- **WHAT THE EXERCISE ASKS**: Gather up every line that includes the string "levels".

[Saved entries]
## BEGIN

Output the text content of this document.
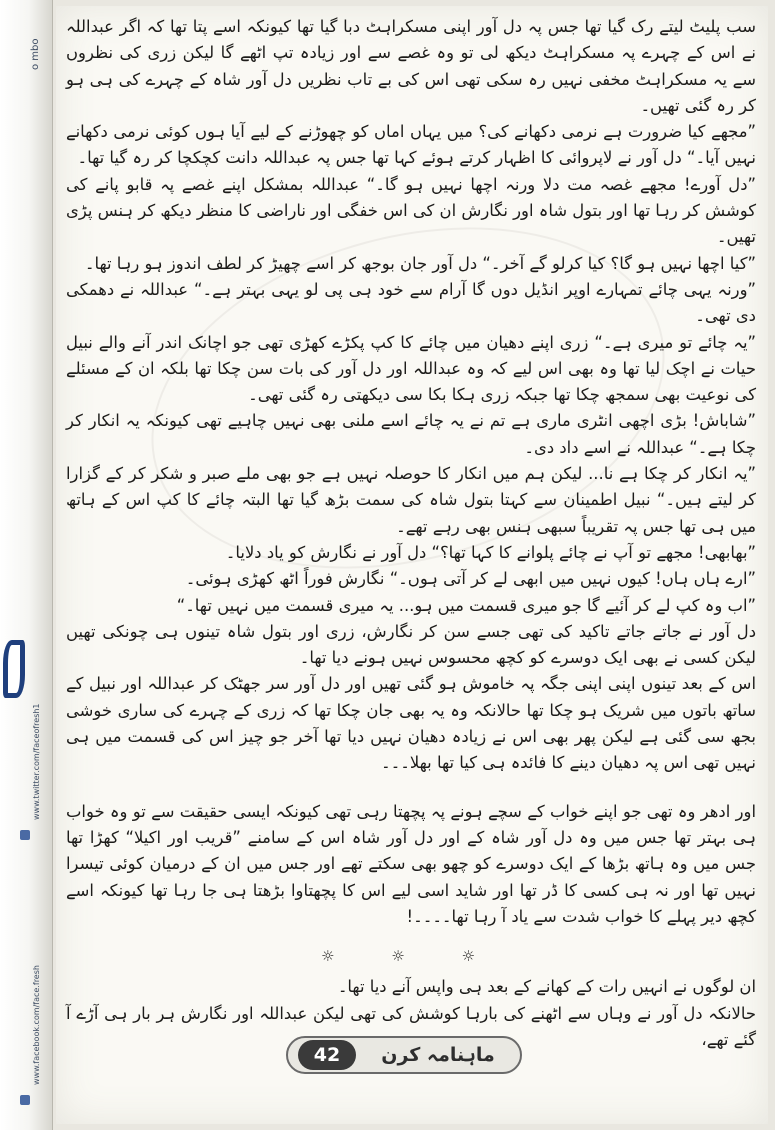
o mbo
www.twitter.com/faceofresh1
www.facebook.com/face.fresh

سب پلیٹ لیتے رک گیا تھا جس پہ دل آور اپنی مسکراہٹ دبا گیا تھا کیونکہ اسے پتا تھا کہ اگر عبداللہ نے اس کے چہرے پہ مسکراہٹ دیکھ لی تو وہ غصے سے اور زیادہ تپ اٹھے گا لیکن زری کی نظروں سے یہ مسکراہٹ مخفی نہیں رہ سکی تھی اس کی بے تاب نظریں دل آور شاہ کے چہرے کی ہی ہو کر رہ گئی تھیں۔

”مجھے کیا ضرورت ہے نرمی دکھانے کی؟ میں یہاں اماں کو چھوڑنے کے لیے آیا ہوں کوئی نرمی دکھانے نہیں آیا۔“ دل آور نے لاپروائی کا اظہار کرتے ہوئے کہا تھا جس پہ عبداللہ دانت کچکچا کر رہ گیا تھا۔

”دل آورے! مجھے غصہ مت دلا ورنہ اچھا نہیں ہو گا۔“ عبداللہ بمشکل اپنے غصے پہ قابو پانے کی کوشش کر رہا تھا اور بتول شاہ اور نگارش ان کی اس خفگی اور ناراضی کا منظر دیکھ کر ہنس پڑی تھیں۔

”کیا اچھا نہیں ہو گا؟ کیا کرلو گے آخر۔“ دل آور جان بوجھ کر اسے چھیڑ کر لطف اندوز ہو رہا تھا۔

”ورنہ یہی چائے تمہارے اوپر انڈیل دوں گا آرام سے خود ہی پی لو یہی بہتر ہے۔“ عبداللہ نے دھمکی دی تھی۔

”یہ چائے تو میری ہے۔“ زری اپنے دھیان میں چائے کا کپ پکڑے کھڑی تھی جو اچانک اندر آنے والے نبیل حیات نے اچک لیا تھا وہ بھی اس لیے کہ وہ عبداللہ اور دل آور کی بات سن چکا تھا بلکہ ان کے مسئلے کی نوعیت بھی سمجھ چکا تھا جبکہ زری ہکا بکا سی دیکھتی رہ گئی تھی۔

”شاباش! بڑی اچھی انٹری ماری ہے تم نے یہ چائے اسے ملنی بھی نہیں چاہیے تھی کیونکہ یہ انکار کر چکا ہے۔“ عبداللہ نے اسے داد دی۔

”یہ انکار کر چکا ہے نا... لیکن ہم میں انکار کا حوصلہ نہیں ہے جو بھی ملے صبر و شکر کر کے گزارا کر لیتے ہیں۔“ نبیل اطمینان سے کہتا بتول شاہ کی سمت بڑھ گیا تھا البتہ چائے کا کپ اس کے ہاتھ میں ہی تھا جس پہ تقریباً سبھی ہنس بھی رہے تھے۔

”بھابھی! مجھے تو آپ نے چائے پلوانے کا کہا تھا؟“ دل آور نے نگارش کو یاد دلایا۔

”ارے ہاں ہاں! کیوں نہیں میں ابھی لے کر آتی ہوں۔“ نگارش فوراً اٹھ کھڑی ہوئی۔

”اب وہ کپ لے کر آئیے گا جو میری قسمت میں ہو... یہ میری قسمت میں نہیں تھا۔“

دل آور نے جاتے جاتے تاکید کی تھی جسے سن کر نگارش، زری اور بتول شاہ تینوں ہی چونکی تھیں لیکن کسی نے بھی ایک دوسرے کو کچھ محسوس نہیں ہونے دیا تھا۔

اس کے بعد تینوں اپنی اپنی جگہ پہ خاموش ہو گئی تھیں اور دل آور سر جھٹک کر عبداللہ اور نبیل کے ساتھ باتوں میں شریک ہو چکا تھا حالانکہ وہ یہ بھی جان چکا تھا کہ زری کے چہرے کی ساری خوشی بجھ سی گئی ہے لیکن پھر بھی اس نے زیادہ دھیان نہیں دیا تھا آخر جو چیز اس کی قسمت میں ہی نہیں تھی اس پہ دھیان دینے کا فائدہ ہی کیا تھا بھلا۔۔۔

اور ادھر وہ تھی جو اپنے خواب کے سچے ہونے پہ پچھتا رہی تھی کیونکہ ایسی حقیقت سے تو وہ خواب ہی بہتر تھا جس میں وہ دل آور شاہ کے اور دل آور شاہ اس کے سامنے ”قریب اور اکیلا“ کھڑا تھا جس میں وہ ہاتھ بڑھا کے ایک دوسرے کو چھو بھی سکتے تھے اور جس میں ان کے درمیان کوئی تیسرا نہیں تھا اور نہ ہی کسی کا ڈر تھا اور شاید اسی لیے اس کا پچھتاوا بڑھتا ہی جا رہا تھا کیونکہ اسے کچھ دیر پہلے کا خواب شدت سے یاد آ رہا تھا۔۔۔۔!

☼ ☼ ☼

ان لوگوں نے انہیں رات کے کھانے کے بعد ہی واپس آنے دیا تھا۔

حالانکہ دل آور نے وہاں سے اٹھنے کی بارہا کوشش کی تھی لیکن عبداللہ اور نگارش ہر بار ہی آڑے آ گئے تھے،

42	ماہنامہ کرن
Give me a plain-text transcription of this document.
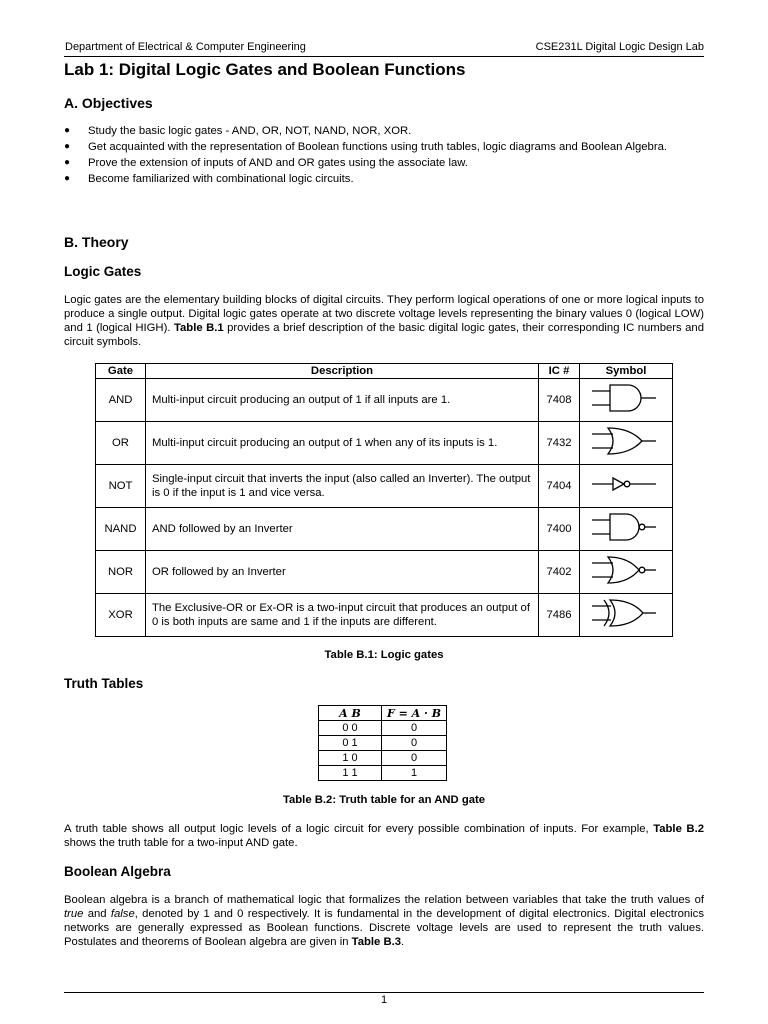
Department of Electrical & Computer Engineering	CSE231L Digital Logic Design Lab
Lab 1: Digital Logic Gates and Boolean Functions
A. Objectives
● Study the basic logic gates - AND, OR, NOT, NAND, NOR, XOR.
● Get acquainted with the representation of Boolean functions using truth tables, logic diagrams and Boolean Algebra.
● Prove the extension of inputs of AND and OR gates using the associate law.
● Become familiarized with combinational logic circuits.
B. Theory
Logic Gates
Logic gates are the elementary building blocks of digital circuits. They perform logical operations of one or more logical inputs to produce a single output. Digital logic gates operate at two discrete voltage levels representing the binary values 0 (logical LOW) and 1 (logical HIGH). Table B.1 provides a brief description of the basic digital logic gates, their corresponding IC numbers and circuit symbols.
Gate	Description	IC #	Symbol
AND	Multi-input circuit producing an output of 1 if all inputs are 1.	7408	
OR	Multi-input circuit producing an output of 1 when any of its inputs is 1.	7432	
NOT	Single-input circuit that inverts the input (also called an Inverter). The output is 0 if the input is 1 and vice versa.	7404	
NAND	AND followed by an Inverter	7400	
NOR	OR followed by an Inverter	7402	
XOR	The Exclusive-OR or Ex-OR is a two-input circuit that produces an output of 0 is both inputs are same and 1 if the inputs are different.	7486	
Table B.1: Logic gates
Truth Tables
A B	F = A · B
0 0	0
0 1	0
1 0	0
1 1	1
Table B.2: Truth table for an AND gate
A truth table shows all output logic levels of a logic circuit for every possible combination of inputs. For example, Table B.2 shows the truth table for a two-input AND gate.
Boolean Algebra
Boolean algebra is a branch of mathematical logic that formalizes the relation between variables that take the truth values of true and false, denoted by 1 and 0 respectively. It is fundamental in the development of digital electronics. Digital electronics networks are generally expressed as Boolean functions. Discrete voltage levels are used to represent the truth values. Postulates and theorems of Boolean algebra are given in Table B.3.
1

## END

- **THE REPLY**:
Logic gates are the elementary building blocks of digital circuits. They perform logical operations of one or more logical inputs to produce a single output. Digital logic gates operate at two discrete voltage levels representing the binary values 0 (logical LOW) and 1 (logical HIGH). Table B.1 provides a brief description of the basic digital logic gates, their corresponding IC numbers and circuit symbols.
A truth table shows all output logic levels of a logic circuit for every possible combination of inputs. For example, Table B.2 shows the truth table for a two-input AND gate.
Boolean algebra is a branch of mathematical logic that formalizes the relation between variables that take the truth values of true and false, denoted by 1 and 0 respectively. It is fundamental in the development of digital electronics. Digital electronics networks are generally expressed as Boolean functions. Discrete voltage levels are used to represent the truth values. Postulates and theorems of Boolean algebra are given in Table B.3.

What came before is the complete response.